▶ _Work to complete_
Your task is to count the lines of the entries below that include the word "内江市贝壳托国际婴幼儿托育中心" and to give only the resulting number.

▶ _Extracted data_
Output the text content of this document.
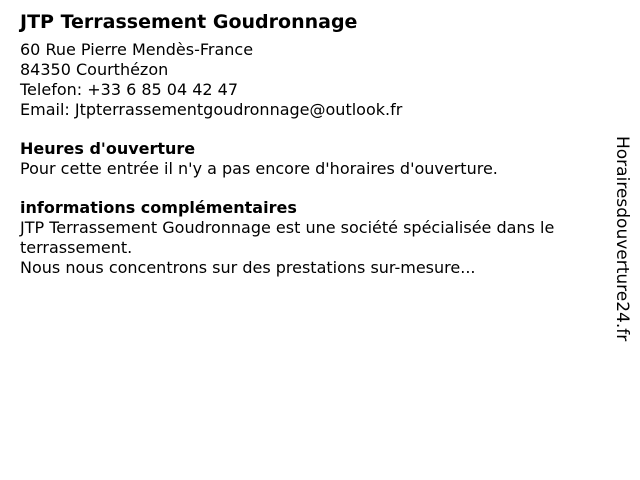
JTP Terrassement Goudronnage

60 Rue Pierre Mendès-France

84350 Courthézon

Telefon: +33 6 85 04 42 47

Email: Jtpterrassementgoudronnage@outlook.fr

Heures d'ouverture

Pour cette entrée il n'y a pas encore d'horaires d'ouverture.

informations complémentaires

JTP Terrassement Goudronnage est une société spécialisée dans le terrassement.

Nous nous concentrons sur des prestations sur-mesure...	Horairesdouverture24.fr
---
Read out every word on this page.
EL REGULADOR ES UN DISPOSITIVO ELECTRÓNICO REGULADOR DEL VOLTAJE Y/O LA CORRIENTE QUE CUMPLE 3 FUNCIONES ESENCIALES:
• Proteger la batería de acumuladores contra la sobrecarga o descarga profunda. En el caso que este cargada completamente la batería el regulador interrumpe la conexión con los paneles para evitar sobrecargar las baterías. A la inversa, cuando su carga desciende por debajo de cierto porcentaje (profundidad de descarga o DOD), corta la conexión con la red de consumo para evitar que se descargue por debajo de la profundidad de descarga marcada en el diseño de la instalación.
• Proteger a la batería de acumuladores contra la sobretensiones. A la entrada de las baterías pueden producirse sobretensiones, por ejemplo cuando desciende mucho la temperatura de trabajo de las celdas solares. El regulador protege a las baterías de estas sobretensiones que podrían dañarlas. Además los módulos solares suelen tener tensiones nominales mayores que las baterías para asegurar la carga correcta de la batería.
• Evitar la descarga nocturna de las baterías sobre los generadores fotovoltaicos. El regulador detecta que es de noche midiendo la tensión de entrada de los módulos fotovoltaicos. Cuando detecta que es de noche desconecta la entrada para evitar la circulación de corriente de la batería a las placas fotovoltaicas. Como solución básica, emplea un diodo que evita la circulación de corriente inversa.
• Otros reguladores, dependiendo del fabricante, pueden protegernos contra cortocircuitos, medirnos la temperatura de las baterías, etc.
---
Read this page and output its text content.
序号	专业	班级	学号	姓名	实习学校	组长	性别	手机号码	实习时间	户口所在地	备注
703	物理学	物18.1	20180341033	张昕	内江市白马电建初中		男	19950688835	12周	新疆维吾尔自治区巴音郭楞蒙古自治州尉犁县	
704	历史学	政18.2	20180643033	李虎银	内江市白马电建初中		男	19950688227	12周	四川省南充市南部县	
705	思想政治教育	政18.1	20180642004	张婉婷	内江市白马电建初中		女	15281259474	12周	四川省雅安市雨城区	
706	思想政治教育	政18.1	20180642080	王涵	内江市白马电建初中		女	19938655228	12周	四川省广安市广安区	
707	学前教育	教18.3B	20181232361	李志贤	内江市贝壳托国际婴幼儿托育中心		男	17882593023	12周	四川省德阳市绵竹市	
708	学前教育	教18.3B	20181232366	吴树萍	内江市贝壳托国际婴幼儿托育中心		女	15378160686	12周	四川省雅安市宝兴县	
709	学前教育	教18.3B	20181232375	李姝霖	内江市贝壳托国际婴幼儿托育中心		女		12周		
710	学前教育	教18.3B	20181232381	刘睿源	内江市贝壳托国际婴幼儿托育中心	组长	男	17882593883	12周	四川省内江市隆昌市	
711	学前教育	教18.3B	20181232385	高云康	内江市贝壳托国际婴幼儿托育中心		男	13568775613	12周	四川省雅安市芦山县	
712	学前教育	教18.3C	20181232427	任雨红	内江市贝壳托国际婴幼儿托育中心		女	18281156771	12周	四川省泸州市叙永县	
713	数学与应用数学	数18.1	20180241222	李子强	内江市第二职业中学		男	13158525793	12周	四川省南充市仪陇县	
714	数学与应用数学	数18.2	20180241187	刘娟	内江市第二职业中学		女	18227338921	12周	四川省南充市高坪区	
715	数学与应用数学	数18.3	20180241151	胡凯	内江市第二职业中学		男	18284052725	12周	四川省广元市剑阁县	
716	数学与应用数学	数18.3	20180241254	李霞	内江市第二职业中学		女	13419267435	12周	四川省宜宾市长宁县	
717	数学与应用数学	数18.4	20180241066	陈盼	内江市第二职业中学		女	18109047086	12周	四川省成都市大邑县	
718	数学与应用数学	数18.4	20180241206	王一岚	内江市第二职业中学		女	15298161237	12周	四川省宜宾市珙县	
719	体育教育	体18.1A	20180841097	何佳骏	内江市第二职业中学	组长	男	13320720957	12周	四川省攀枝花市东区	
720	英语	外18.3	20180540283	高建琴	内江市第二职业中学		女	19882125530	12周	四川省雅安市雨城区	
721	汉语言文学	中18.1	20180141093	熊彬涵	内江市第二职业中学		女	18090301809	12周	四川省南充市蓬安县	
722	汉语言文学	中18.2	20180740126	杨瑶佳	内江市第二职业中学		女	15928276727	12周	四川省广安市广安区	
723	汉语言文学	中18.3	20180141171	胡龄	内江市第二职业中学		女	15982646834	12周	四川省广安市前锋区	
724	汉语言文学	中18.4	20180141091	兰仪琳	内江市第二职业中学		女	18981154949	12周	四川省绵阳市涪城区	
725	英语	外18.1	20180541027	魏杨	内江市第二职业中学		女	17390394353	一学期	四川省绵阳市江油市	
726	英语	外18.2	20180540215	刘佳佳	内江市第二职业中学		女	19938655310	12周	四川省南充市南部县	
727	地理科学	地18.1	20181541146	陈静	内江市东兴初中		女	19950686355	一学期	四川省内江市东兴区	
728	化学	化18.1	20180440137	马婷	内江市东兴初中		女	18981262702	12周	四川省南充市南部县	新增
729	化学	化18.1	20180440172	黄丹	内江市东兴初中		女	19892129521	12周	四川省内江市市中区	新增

▶ _Output_
6